■ Records provided:

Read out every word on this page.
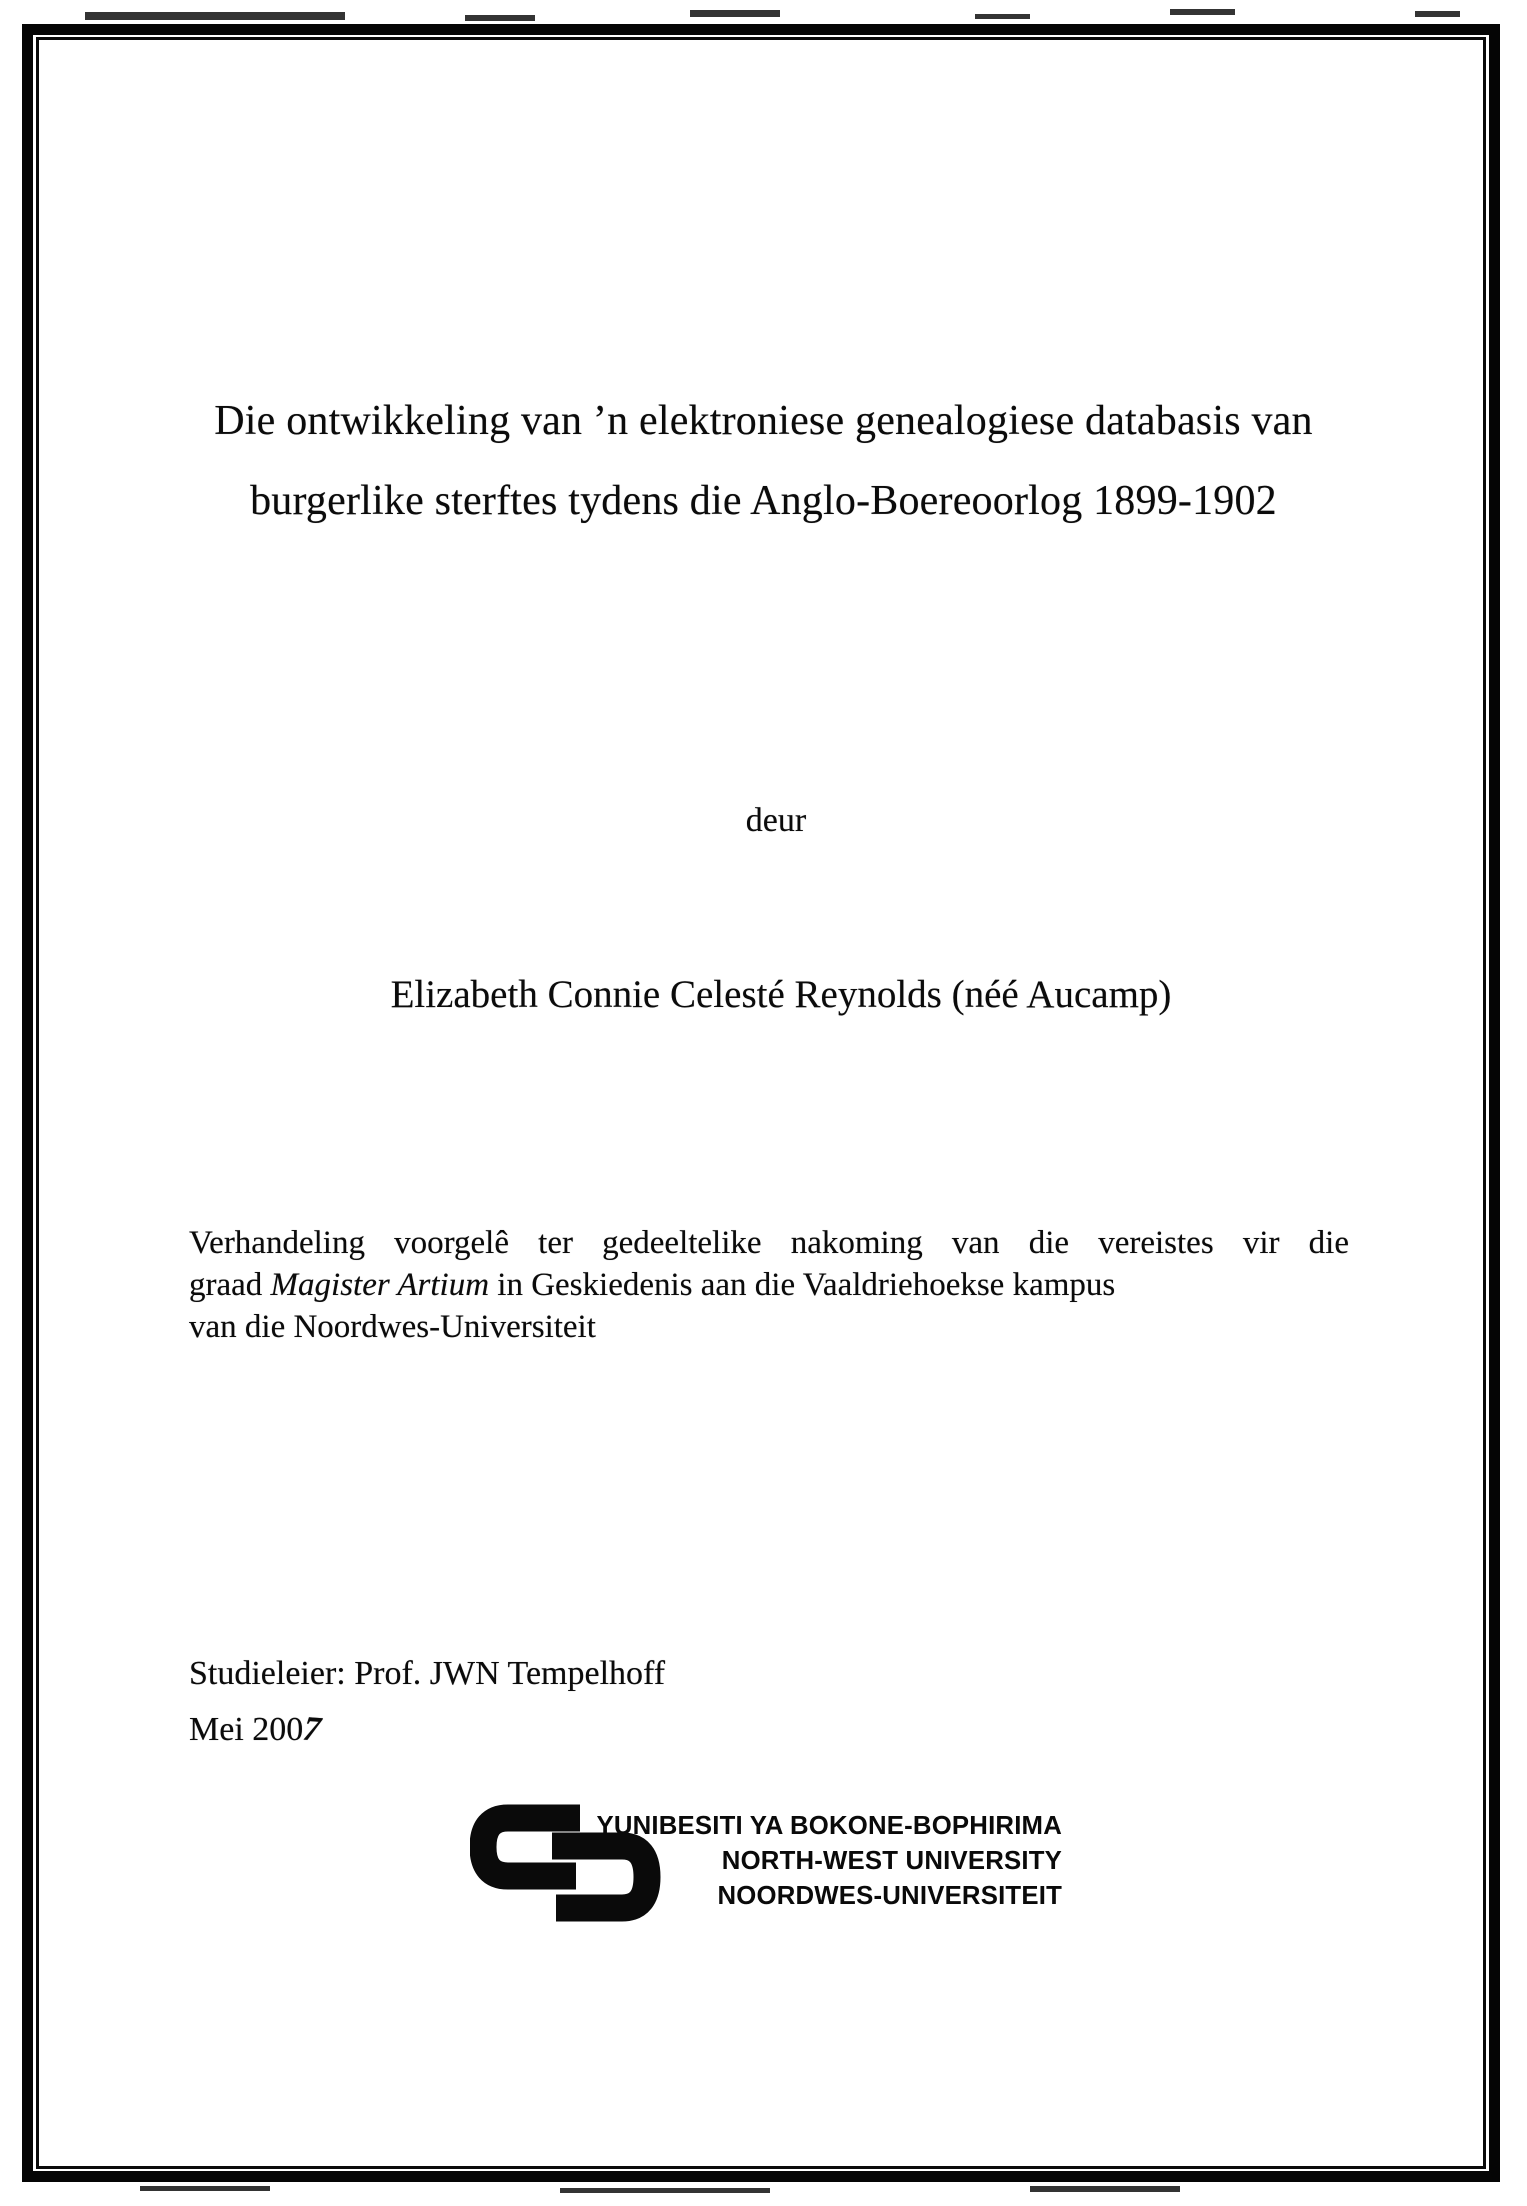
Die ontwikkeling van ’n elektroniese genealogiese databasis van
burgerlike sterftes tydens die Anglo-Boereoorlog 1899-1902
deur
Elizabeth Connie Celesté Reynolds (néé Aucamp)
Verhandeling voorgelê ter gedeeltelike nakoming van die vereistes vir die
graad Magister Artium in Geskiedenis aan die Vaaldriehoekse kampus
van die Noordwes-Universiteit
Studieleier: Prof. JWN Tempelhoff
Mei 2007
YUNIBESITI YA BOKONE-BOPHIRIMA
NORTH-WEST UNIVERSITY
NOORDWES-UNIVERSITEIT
--
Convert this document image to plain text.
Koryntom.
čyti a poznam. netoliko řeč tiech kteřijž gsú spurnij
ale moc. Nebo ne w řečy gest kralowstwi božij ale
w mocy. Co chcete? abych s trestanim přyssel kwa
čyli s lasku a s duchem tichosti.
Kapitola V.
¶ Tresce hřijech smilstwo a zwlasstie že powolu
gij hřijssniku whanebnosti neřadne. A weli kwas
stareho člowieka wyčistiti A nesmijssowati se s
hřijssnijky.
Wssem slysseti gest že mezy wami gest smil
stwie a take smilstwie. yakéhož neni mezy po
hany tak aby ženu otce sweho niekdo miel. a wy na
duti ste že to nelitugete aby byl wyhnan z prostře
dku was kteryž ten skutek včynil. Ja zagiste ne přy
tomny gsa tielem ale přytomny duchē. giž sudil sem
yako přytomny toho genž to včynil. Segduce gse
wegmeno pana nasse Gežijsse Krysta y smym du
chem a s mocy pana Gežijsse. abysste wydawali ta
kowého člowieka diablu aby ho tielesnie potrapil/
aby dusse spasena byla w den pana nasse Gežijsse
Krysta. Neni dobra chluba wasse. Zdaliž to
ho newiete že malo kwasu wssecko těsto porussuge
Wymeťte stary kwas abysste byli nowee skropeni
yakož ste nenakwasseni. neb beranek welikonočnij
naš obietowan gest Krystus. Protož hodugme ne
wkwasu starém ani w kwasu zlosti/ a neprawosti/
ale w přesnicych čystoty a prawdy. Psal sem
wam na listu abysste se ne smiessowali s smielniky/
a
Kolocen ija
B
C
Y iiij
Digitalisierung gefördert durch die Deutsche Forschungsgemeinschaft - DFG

■ What is expected:
Search the records for the string "včynil" and return every line in which it occurs.

■ Solved exercise:
dku was kteryž ten skutek včynil. Ja zagiste ne přy
yako přytomny toho genž to včynil. Segduce gse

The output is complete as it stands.